Problem requirements: Look through the data below and say how many of its lines contain "title", adding nothing else.

Input data:
* start *

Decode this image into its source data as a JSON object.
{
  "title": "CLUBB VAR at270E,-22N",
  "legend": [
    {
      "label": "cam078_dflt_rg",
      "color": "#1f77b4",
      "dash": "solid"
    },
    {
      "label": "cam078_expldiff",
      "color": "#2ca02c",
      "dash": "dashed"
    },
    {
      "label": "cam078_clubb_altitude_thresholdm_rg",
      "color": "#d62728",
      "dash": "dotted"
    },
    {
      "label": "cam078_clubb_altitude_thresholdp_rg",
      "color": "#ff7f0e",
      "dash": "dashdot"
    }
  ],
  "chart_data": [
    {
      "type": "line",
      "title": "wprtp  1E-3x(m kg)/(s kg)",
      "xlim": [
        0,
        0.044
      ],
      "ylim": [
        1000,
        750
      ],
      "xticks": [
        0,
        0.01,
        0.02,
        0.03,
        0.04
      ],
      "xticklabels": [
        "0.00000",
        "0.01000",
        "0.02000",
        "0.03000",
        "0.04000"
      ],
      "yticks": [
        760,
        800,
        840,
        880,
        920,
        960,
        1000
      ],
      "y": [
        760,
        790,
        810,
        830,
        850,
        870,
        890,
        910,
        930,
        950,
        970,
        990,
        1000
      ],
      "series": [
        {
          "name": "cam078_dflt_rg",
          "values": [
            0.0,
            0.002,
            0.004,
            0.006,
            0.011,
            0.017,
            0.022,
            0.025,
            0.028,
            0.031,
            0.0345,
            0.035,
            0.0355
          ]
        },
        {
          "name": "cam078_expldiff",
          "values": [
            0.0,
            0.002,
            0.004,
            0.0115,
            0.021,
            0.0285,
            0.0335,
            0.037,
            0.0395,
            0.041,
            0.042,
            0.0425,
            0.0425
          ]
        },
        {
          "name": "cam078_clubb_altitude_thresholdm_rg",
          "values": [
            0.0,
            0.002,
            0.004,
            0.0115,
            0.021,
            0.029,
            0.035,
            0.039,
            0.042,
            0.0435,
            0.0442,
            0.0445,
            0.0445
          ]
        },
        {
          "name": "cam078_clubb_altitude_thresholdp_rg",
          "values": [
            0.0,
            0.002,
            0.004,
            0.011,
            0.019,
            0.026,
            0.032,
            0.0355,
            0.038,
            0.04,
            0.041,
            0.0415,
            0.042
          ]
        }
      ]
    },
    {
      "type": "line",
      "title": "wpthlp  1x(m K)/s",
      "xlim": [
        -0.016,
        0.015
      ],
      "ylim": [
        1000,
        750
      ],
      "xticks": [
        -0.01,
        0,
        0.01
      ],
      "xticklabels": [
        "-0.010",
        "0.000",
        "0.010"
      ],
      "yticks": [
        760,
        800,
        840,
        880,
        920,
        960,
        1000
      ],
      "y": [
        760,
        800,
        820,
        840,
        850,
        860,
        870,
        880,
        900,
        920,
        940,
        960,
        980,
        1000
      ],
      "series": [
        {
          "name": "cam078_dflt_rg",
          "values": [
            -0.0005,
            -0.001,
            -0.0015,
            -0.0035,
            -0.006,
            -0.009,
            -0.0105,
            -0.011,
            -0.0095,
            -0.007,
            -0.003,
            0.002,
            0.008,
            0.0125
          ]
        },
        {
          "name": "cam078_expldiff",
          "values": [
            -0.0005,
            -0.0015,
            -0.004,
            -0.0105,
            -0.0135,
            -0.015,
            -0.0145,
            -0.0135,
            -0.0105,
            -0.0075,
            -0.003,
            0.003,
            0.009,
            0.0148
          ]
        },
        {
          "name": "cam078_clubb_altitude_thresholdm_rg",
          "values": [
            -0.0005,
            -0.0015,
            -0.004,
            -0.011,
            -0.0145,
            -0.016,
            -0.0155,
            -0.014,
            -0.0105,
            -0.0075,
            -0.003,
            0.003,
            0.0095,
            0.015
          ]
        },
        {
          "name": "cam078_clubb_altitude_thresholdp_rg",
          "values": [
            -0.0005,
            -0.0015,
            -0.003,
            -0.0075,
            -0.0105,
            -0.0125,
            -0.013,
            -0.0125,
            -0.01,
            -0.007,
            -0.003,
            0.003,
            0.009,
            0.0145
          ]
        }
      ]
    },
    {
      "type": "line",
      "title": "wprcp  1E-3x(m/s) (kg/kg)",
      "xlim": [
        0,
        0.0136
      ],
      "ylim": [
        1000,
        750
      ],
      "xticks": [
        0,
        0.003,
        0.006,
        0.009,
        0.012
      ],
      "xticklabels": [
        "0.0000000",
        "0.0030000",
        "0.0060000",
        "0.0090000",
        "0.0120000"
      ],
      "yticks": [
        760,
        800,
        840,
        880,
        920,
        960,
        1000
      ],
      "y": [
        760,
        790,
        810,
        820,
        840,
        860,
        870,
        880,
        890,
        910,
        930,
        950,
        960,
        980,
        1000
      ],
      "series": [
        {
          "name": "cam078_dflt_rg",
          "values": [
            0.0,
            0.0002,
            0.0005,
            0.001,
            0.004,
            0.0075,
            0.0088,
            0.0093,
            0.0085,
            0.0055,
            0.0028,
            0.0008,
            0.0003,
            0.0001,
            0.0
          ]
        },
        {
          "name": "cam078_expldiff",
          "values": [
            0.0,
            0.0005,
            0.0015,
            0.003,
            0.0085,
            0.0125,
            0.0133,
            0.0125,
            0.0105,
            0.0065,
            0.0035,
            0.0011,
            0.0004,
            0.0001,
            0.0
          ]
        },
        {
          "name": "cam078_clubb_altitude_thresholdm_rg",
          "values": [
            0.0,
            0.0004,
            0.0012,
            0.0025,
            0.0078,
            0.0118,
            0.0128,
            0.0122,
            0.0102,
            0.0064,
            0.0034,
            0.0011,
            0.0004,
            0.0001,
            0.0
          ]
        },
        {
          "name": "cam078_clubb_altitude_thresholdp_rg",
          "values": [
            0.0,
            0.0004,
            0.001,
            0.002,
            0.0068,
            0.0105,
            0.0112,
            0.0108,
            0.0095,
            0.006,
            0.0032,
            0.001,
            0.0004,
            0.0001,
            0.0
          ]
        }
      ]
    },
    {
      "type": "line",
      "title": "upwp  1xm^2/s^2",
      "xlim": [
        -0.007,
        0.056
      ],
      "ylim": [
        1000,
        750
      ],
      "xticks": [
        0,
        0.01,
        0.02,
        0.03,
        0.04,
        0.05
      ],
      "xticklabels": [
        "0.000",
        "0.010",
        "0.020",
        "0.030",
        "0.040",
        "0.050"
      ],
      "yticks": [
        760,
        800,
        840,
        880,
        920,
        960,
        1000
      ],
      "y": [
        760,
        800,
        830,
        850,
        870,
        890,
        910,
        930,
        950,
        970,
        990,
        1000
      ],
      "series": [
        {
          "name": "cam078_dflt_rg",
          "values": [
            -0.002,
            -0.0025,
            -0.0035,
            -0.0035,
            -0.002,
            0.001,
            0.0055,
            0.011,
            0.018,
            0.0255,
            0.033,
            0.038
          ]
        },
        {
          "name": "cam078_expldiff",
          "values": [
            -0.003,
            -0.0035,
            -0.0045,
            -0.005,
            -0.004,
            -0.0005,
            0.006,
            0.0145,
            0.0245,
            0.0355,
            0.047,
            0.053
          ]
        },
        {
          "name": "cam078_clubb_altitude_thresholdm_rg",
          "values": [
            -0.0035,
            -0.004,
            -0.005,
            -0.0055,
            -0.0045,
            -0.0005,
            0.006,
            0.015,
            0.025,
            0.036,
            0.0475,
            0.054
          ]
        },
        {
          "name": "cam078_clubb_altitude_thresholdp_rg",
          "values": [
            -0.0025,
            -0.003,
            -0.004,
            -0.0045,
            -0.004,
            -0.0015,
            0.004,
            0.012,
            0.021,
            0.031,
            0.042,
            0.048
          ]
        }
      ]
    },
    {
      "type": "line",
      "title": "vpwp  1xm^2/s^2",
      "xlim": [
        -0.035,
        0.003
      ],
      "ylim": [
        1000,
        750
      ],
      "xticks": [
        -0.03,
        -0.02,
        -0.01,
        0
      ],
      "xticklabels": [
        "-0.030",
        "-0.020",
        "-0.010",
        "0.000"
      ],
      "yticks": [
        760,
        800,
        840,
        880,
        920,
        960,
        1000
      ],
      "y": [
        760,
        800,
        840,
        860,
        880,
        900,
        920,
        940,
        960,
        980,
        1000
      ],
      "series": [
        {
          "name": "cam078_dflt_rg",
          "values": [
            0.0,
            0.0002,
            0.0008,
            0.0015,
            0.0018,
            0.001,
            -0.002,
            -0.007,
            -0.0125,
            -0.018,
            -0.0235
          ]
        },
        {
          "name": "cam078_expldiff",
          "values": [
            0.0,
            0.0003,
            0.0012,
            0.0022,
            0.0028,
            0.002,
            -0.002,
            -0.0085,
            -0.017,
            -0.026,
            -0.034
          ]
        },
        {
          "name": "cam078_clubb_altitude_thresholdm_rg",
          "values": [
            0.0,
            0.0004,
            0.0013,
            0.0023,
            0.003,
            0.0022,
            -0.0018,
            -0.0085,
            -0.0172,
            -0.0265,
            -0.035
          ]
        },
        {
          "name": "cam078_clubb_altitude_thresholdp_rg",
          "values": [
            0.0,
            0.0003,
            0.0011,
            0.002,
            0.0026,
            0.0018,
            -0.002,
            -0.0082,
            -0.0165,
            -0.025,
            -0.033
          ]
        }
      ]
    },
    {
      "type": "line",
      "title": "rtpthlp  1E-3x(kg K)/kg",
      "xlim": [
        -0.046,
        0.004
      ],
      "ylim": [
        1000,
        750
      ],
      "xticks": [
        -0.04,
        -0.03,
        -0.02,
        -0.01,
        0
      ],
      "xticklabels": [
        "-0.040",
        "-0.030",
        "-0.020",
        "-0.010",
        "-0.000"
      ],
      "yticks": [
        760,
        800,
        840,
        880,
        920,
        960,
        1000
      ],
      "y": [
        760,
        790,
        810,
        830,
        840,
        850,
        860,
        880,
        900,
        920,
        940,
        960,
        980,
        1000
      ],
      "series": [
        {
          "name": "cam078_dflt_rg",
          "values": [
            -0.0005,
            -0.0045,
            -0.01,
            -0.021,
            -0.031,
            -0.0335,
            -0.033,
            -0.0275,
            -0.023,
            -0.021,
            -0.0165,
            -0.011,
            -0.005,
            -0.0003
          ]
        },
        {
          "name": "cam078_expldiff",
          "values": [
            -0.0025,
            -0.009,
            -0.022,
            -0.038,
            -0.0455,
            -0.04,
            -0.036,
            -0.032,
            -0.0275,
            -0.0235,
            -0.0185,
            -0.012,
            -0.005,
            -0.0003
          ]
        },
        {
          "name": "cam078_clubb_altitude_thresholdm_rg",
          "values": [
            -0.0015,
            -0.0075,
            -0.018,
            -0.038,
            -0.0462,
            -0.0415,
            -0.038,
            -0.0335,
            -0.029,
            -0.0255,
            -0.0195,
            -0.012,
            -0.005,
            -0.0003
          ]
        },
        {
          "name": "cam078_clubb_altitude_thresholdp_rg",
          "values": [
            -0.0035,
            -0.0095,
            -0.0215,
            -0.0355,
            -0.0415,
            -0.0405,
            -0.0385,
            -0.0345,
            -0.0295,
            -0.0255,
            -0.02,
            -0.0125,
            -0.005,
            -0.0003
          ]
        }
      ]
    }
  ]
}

* end *

Correct answer: 7